**THE REQUEST**
Check every line below for the word "answer" and copy each one that has it.

**SOURCE MATERIAL**
◇ ◇ ◇ ◇
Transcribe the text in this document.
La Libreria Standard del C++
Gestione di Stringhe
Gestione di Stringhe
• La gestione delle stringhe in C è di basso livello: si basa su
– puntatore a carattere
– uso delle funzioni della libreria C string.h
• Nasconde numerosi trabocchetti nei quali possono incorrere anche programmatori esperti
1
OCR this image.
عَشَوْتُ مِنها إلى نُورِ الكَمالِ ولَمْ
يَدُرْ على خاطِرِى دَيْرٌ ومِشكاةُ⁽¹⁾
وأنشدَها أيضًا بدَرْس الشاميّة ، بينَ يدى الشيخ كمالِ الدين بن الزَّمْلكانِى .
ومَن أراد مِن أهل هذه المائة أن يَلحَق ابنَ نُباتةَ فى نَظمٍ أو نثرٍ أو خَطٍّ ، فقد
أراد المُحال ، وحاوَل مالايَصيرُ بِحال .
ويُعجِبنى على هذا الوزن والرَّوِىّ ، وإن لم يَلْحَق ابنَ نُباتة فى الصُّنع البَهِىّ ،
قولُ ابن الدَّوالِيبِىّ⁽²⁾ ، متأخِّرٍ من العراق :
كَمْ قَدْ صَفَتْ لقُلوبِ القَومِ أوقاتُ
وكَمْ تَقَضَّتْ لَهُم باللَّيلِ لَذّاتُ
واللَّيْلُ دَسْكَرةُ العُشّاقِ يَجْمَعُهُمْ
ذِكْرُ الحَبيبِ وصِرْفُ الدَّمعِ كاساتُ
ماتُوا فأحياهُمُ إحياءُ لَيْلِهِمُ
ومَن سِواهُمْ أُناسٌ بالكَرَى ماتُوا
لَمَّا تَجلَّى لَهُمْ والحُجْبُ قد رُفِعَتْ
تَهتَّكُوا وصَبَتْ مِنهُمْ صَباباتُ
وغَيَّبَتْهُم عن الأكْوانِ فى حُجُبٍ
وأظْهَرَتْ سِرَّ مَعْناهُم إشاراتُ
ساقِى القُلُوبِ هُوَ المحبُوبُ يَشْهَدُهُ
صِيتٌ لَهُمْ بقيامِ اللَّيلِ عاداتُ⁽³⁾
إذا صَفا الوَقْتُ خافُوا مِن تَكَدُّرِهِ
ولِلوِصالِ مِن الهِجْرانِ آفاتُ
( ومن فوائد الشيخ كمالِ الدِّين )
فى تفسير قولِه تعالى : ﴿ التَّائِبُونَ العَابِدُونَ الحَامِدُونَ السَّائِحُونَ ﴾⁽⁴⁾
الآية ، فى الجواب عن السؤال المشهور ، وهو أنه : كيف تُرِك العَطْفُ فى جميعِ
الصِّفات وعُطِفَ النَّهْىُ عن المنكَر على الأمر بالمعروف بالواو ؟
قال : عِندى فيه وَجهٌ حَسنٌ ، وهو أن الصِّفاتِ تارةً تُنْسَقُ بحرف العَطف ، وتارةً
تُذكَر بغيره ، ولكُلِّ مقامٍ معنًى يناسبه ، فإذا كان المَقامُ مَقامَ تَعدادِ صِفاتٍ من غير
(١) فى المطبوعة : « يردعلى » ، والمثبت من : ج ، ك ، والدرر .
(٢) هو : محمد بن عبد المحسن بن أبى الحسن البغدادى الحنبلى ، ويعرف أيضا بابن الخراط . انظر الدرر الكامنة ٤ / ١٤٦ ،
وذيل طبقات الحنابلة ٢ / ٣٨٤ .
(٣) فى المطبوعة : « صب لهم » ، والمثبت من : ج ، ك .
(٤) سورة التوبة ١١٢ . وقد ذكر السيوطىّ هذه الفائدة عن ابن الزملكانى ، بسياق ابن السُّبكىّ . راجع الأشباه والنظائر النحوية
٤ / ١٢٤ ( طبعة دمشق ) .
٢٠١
◇ ◇ ◇ ◇
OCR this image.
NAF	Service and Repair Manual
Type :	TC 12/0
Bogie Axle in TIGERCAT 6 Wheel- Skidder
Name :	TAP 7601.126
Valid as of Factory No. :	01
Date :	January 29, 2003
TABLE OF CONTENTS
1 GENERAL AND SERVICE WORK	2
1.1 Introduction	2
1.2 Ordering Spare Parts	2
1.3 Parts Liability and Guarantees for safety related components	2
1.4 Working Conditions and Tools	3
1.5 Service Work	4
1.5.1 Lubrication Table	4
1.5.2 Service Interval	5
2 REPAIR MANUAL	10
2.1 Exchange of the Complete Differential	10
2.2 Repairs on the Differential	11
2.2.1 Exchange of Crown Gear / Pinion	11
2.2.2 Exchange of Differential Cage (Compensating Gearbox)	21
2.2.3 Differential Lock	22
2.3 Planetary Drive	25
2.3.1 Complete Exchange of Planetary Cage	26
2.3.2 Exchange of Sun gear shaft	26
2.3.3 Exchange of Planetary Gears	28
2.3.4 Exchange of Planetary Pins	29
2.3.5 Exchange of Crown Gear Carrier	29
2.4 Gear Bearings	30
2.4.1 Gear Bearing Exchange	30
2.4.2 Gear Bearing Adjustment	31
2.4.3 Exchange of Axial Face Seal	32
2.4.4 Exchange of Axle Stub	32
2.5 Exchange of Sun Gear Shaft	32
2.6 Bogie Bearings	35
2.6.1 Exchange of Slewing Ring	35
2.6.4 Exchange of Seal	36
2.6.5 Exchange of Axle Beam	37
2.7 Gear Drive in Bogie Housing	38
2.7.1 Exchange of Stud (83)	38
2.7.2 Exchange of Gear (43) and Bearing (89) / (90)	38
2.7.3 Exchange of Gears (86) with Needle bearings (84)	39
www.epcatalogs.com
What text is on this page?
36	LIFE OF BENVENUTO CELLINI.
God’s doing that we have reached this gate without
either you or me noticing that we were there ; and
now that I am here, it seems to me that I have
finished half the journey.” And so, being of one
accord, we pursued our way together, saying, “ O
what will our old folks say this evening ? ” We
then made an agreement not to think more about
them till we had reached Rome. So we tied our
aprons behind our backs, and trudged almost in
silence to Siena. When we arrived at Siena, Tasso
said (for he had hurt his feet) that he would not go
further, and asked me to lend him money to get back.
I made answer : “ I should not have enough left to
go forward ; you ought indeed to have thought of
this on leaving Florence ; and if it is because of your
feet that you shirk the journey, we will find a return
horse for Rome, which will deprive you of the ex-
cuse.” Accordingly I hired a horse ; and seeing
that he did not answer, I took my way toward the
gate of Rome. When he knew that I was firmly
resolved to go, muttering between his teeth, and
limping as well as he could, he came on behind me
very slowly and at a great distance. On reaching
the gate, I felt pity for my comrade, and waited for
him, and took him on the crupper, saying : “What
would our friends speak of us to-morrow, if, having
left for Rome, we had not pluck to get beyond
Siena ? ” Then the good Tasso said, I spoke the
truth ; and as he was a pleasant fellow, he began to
◇ ◇ ◇ ◇
**OUTPUT OF THE EXERCISE**
I made answer : “ I should not have enough left to
that he did not answer, I took my way toward the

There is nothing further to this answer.